[Part of a data file]
════

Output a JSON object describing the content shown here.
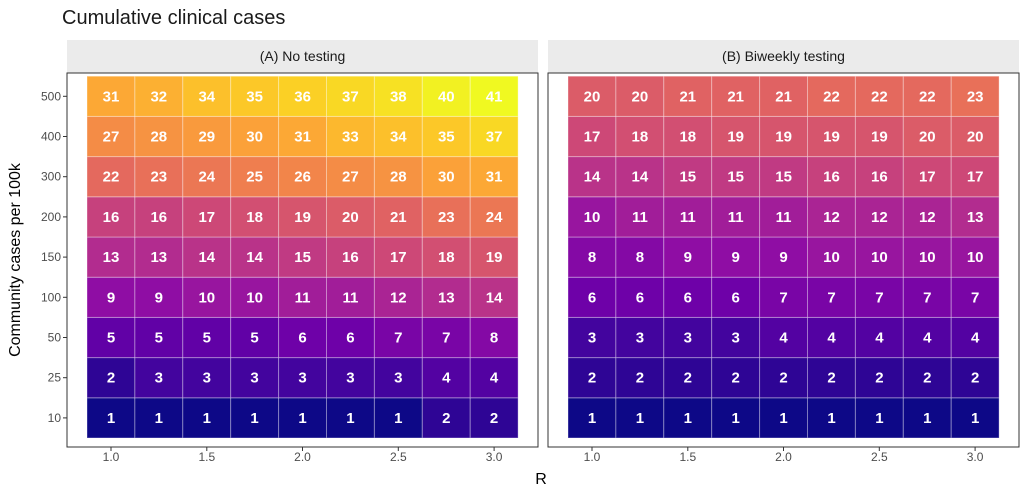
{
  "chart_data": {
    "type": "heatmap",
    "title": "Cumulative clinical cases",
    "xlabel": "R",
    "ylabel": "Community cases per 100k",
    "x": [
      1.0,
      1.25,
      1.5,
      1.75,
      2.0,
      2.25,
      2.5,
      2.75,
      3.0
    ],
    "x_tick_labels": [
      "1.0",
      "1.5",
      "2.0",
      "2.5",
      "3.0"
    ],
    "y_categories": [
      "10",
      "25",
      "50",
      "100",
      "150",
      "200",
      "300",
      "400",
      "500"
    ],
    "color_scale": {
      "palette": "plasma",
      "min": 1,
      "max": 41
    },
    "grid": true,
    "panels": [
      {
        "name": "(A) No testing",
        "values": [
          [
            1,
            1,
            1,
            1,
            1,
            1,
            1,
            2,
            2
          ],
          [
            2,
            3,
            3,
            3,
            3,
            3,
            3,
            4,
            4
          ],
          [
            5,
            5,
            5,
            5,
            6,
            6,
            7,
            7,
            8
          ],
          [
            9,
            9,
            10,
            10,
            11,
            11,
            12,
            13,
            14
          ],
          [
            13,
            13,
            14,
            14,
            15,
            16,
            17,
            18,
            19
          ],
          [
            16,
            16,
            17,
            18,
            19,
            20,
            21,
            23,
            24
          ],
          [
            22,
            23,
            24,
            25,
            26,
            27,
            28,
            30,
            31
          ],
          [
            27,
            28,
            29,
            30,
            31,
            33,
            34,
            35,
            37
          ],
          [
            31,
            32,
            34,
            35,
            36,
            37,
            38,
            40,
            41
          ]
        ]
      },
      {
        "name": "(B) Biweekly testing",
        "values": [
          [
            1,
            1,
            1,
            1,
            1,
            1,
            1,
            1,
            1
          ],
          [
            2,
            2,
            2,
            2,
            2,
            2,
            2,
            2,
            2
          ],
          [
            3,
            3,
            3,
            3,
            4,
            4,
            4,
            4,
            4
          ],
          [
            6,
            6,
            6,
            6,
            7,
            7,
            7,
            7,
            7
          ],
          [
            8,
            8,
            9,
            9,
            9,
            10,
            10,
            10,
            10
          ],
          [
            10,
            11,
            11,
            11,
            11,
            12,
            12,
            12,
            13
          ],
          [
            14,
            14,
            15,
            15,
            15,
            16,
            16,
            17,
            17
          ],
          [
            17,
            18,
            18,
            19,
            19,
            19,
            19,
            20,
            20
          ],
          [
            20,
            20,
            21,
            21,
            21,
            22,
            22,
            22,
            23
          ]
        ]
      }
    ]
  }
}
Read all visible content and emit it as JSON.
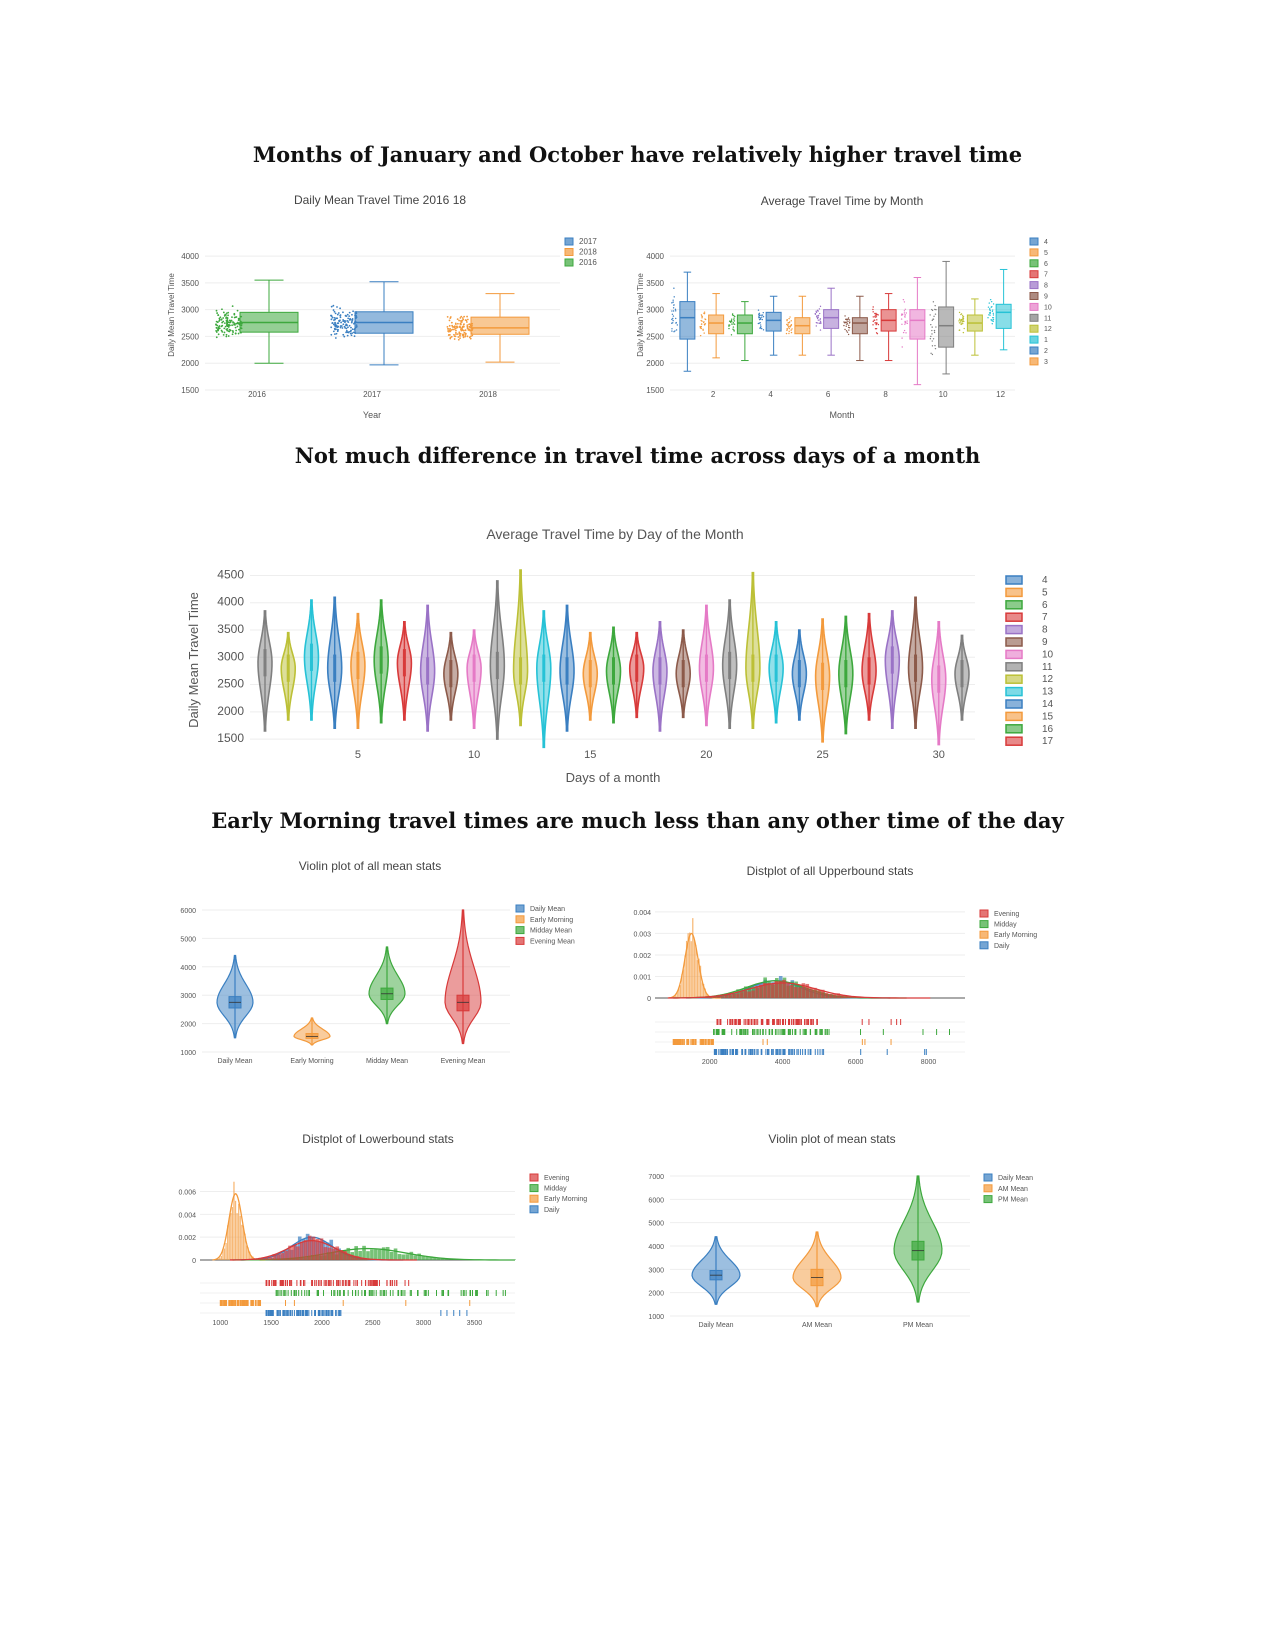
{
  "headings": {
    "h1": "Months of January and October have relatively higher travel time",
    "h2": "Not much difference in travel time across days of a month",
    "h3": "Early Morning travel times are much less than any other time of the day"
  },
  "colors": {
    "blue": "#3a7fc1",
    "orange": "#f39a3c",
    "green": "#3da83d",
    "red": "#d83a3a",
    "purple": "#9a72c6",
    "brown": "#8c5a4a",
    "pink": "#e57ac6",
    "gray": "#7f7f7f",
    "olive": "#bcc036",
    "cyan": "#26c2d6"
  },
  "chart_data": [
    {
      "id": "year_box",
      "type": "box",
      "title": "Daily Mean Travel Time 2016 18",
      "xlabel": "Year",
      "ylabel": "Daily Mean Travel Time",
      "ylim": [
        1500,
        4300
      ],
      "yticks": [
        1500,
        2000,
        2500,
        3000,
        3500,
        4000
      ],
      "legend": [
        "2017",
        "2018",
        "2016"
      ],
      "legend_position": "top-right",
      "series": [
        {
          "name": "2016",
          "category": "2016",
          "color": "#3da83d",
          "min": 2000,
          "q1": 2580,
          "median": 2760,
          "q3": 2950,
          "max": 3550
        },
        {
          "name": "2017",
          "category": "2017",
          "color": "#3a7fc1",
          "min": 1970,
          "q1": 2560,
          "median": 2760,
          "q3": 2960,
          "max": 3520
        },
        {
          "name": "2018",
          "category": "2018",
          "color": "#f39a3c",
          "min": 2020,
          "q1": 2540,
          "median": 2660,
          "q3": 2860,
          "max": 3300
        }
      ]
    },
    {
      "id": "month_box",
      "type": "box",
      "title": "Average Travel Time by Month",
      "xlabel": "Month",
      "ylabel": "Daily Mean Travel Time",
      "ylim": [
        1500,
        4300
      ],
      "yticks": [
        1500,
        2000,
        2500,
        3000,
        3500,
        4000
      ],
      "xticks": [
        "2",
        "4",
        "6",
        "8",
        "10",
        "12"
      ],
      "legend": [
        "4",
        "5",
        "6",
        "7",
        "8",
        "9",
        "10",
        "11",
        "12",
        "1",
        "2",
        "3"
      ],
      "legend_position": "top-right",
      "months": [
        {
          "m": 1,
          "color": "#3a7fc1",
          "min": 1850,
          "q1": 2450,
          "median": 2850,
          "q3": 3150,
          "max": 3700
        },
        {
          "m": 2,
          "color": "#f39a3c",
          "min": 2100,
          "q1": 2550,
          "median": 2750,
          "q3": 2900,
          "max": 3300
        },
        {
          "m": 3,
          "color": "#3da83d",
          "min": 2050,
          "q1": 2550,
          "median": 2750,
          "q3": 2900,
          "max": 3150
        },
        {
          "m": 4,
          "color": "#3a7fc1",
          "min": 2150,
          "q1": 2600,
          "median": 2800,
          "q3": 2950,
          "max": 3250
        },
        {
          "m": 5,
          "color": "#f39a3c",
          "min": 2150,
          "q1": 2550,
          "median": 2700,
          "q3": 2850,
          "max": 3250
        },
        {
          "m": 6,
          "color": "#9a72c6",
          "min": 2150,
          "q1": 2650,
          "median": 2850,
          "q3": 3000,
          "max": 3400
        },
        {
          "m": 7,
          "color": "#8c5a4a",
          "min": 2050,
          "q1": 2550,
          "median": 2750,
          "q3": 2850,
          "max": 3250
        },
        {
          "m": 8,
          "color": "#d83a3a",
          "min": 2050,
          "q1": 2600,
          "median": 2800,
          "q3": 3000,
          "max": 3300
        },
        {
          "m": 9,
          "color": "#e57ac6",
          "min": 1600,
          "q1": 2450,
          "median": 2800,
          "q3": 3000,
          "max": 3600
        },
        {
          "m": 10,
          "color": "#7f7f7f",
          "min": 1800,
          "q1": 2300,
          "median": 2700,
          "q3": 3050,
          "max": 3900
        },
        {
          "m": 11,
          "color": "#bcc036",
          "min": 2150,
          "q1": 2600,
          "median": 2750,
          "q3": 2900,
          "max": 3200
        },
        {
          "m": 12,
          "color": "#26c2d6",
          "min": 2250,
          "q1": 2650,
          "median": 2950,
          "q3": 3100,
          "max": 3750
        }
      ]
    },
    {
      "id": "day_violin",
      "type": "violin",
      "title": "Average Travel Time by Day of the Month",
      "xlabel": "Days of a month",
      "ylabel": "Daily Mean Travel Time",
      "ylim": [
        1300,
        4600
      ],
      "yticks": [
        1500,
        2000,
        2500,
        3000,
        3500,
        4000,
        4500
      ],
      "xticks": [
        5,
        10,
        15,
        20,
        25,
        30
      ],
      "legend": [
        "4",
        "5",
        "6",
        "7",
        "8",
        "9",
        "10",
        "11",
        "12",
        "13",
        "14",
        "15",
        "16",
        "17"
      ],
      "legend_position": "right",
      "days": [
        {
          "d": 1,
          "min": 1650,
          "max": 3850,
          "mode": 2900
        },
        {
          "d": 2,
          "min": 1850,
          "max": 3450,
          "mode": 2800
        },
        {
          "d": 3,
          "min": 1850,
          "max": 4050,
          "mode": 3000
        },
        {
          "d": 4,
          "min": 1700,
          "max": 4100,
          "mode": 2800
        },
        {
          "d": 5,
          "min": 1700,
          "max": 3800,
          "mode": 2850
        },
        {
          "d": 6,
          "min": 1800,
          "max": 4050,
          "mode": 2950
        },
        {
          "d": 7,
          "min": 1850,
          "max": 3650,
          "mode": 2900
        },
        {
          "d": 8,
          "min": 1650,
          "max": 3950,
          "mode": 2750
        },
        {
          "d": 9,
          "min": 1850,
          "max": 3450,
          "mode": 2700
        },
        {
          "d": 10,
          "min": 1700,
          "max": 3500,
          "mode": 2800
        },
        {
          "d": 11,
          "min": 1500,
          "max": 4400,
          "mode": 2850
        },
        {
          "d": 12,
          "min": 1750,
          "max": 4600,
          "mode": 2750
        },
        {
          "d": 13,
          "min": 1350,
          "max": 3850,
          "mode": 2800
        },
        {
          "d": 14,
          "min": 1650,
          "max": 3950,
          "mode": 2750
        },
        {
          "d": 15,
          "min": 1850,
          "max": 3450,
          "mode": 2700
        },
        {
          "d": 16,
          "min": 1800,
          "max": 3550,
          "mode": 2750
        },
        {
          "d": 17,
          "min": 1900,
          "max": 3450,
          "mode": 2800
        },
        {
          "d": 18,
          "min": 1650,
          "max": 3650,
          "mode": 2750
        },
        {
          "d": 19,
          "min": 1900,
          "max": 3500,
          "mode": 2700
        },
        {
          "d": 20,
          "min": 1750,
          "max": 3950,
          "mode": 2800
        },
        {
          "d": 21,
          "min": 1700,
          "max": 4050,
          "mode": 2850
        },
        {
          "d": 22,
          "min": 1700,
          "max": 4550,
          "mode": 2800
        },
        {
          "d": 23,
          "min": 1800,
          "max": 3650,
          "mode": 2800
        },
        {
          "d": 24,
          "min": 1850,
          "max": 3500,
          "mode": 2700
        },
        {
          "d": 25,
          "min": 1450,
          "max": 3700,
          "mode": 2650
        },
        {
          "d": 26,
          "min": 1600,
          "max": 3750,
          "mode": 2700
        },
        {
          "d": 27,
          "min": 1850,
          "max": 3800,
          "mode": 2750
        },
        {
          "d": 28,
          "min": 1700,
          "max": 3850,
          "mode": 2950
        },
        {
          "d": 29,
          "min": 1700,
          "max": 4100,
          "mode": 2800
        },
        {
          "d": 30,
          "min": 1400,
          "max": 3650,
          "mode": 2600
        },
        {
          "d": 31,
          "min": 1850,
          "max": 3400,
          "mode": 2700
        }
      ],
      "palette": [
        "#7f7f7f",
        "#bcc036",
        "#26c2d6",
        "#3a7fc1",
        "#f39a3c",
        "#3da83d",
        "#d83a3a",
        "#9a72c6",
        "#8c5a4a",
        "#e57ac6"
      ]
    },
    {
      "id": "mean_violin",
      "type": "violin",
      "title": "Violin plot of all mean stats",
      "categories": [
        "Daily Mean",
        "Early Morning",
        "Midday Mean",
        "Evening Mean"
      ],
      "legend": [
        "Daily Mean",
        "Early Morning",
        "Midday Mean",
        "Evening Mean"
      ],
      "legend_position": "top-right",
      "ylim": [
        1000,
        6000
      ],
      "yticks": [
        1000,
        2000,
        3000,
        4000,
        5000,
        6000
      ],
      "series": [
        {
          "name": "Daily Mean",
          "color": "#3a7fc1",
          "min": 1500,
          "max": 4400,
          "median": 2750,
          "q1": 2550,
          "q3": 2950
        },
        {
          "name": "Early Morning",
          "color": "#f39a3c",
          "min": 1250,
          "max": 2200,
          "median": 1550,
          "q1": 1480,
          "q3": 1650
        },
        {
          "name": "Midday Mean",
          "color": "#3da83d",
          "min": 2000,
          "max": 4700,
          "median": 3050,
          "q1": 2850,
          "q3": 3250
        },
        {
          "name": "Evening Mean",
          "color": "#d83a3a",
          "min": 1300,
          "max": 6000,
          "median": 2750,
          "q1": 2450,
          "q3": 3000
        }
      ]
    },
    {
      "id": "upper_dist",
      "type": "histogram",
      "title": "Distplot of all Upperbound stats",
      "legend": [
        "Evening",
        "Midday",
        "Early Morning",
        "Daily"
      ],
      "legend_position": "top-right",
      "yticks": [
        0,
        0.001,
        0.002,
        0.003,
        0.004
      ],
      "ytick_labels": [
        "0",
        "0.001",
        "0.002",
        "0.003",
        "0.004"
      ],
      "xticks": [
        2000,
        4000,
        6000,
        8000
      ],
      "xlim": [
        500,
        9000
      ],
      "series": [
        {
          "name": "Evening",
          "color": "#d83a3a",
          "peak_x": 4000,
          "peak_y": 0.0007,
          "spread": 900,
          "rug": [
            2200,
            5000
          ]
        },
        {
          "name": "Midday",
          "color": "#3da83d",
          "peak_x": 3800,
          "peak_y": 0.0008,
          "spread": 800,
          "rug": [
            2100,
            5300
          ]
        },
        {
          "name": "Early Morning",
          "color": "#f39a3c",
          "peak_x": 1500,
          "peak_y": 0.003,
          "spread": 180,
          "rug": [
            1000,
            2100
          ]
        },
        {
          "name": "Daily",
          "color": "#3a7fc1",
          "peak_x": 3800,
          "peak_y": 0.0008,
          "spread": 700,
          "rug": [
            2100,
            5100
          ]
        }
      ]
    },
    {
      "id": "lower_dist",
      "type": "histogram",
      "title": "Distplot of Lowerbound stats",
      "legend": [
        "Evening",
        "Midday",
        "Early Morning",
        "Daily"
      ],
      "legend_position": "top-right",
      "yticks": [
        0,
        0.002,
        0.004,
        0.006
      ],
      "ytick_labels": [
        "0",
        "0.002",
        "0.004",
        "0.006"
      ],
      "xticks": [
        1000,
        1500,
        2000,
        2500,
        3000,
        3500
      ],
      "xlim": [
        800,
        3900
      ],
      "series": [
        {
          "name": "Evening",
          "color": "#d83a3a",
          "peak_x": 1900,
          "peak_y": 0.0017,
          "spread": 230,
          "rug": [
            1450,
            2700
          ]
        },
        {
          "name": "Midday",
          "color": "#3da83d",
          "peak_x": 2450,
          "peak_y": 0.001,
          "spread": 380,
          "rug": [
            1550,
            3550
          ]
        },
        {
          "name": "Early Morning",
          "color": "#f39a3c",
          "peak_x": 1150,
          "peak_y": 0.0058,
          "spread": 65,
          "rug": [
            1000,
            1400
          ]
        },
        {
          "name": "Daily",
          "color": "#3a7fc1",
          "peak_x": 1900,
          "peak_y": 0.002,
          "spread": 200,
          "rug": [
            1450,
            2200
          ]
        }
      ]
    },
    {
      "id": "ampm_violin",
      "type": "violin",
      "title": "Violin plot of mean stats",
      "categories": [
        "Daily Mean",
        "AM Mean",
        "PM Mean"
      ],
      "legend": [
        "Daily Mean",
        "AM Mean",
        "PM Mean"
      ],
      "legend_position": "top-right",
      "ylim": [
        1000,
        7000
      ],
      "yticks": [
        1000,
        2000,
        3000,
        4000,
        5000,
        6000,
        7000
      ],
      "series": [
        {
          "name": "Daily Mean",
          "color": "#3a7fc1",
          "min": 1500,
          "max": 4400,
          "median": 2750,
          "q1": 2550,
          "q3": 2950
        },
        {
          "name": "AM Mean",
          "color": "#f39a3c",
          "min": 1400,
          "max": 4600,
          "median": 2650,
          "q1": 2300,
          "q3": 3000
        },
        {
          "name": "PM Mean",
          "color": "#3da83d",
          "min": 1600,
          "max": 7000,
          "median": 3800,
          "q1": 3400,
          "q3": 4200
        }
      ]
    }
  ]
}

════

State the count of lines that contain the string "Distplot". Nothing else is needed.

Finished exercise:
2